#### Material

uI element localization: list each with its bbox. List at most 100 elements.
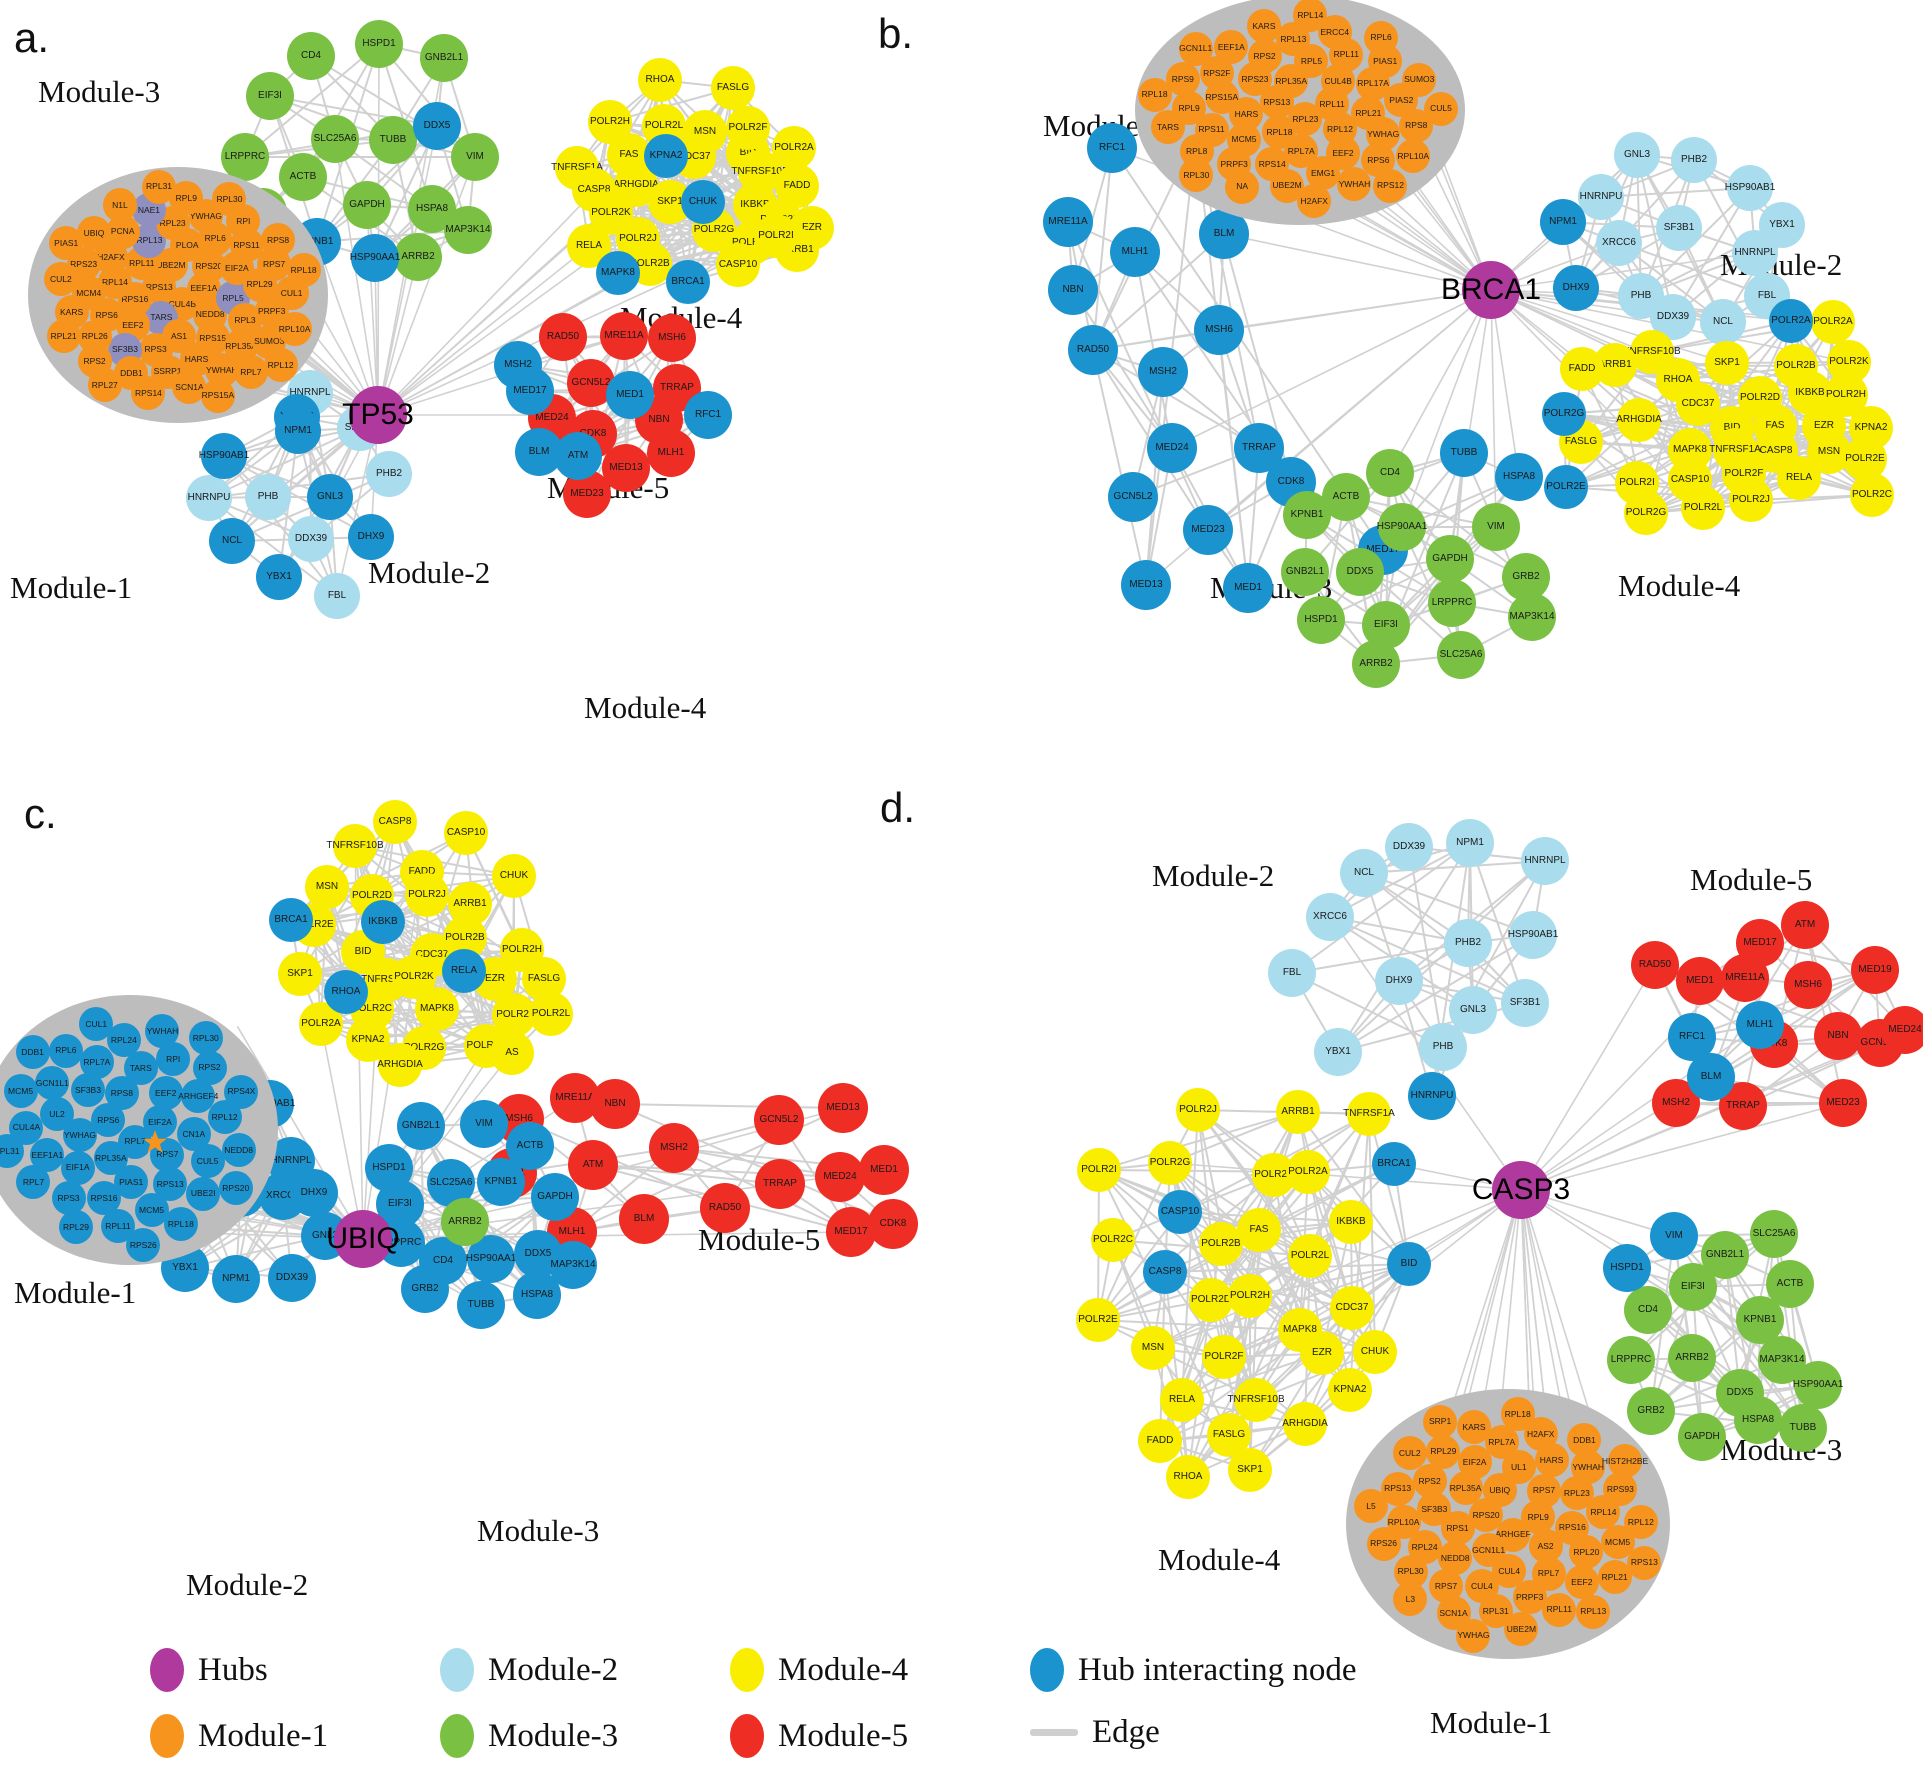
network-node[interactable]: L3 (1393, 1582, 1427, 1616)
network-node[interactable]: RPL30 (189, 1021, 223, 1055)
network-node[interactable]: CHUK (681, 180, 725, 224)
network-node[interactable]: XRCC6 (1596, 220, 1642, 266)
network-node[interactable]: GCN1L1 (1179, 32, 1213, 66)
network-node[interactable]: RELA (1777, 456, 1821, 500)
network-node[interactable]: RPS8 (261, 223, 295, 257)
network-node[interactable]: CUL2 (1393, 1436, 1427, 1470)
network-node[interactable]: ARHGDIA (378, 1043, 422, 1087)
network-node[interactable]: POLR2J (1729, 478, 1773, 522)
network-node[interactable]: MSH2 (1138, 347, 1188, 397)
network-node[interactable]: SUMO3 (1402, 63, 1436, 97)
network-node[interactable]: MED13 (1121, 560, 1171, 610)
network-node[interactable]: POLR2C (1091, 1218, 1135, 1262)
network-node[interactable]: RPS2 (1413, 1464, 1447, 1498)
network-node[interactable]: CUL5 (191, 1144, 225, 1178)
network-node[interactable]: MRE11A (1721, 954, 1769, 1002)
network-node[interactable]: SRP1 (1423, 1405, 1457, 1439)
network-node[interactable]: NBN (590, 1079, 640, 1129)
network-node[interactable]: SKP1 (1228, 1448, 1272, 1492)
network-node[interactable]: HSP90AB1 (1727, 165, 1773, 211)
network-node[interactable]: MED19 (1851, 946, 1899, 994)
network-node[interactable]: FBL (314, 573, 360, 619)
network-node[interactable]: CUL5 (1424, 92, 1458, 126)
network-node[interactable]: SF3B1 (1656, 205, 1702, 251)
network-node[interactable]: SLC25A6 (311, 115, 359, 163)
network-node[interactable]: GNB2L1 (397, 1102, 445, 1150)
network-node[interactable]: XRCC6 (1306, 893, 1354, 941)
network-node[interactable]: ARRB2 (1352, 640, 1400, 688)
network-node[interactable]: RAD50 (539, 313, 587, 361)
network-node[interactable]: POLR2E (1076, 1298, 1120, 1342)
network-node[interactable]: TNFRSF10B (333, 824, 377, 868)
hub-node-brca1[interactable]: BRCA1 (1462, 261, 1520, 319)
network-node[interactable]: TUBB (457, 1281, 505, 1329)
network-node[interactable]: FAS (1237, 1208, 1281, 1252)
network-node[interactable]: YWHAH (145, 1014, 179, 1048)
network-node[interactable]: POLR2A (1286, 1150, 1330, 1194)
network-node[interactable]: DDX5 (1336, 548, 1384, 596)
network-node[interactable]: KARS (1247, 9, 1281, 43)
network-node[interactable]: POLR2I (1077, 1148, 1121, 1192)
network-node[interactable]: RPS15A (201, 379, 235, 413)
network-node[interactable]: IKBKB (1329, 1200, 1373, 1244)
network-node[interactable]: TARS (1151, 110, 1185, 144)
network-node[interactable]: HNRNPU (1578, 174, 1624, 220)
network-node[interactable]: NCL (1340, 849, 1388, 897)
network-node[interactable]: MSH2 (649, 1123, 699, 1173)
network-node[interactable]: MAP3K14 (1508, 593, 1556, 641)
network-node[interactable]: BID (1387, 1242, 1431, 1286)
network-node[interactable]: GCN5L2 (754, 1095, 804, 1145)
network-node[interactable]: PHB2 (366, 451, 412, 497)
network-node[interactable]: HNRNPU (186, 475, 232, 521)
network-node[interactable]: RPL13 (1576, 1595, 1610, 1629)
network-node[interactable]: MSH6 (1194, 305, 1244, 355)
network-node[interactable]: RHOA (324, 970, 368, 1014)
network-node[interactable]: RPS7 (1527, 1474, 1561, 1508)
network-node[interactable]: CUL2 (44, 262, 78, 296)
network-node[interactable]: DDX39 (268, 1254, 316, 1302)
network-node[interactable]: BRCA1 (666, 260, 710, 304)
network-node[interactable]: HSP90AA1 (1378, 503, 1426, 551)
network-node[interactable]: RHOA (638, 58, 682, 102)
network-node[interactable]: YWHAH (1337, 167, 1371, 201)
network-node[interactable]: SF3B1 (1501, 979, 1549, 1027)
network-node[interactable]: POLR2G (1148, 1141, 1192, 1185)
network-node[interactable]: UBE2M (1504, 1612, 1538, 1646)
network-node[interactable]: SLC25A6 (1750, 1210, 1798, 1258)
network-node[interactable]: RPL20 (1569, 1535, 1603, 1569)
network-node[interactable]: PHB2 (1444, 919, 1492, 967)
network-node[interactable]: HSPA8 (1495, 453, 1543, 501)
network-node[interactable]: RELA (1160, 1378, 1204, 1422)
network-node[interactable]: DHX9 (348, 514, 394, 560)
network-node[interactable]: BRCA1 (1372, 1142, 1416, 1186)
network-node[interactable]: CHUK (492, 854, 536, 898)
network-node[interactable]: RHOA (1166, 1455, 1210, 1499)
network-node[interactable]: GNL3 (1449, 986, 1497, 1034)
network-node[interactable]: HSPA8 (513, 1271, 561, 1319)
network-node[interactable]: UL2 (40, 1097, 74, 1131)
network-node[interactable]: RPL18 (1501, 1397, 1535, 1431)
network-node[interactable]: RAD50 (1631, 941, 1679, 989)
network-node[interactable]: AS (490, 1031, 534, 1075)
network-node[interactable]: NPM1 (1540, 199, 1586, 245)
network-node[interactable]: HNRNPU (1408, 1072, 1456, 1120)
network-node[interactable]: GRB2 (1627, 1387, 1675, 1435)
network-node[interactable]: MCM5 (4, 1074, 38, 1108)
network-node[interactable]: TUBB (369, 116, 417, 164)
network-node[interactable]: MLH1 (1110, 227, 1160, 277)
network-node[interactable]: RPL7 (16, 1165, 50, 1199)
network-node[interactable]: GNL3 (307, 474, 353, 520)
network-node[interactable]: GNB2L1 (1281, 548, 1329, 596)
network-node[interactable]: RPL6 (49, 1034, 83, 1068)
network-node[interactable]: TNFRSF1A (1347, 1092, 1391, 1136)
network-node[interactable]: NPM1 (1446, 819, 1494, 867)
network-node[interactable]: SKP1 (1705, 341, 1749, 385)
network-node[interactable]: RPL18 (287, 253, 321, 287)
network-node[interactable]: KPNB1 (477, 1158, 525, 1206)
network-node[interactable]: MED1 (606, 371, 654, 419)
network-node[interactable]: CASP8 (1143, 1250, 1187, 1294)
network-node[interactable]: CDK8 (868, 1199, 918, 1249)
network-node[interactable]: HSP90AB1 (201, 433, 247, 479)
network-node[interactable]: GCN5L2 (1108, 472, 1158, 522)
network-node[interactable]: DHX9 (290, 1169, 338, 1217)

#### Problem statement
Rename "network-node" to "graph-node" in the records, starting with the line containing "network-node[interactable]: L3 (1393, 1582, 1427, 1616)" and going on through the line containing "network-node[interactable]: GCN1L1 (1179, 32, 1213, 66)". Give back only those lines, otherwise unchanged.

#### The result
graph-node[interactable]: L3 (1393, 1582, 1427, 1616)
graph-node[interactable]: RPL30 (189, 1021, 223, 1055)
graph-node[interactable]: CHUK (681, 180, 725, 224)
graph-node[interactable]: XRCC6 (1596, 220, 1642, 266)
graph-node[interactable]: GCN1L1 (1179, 32, 1213, 66)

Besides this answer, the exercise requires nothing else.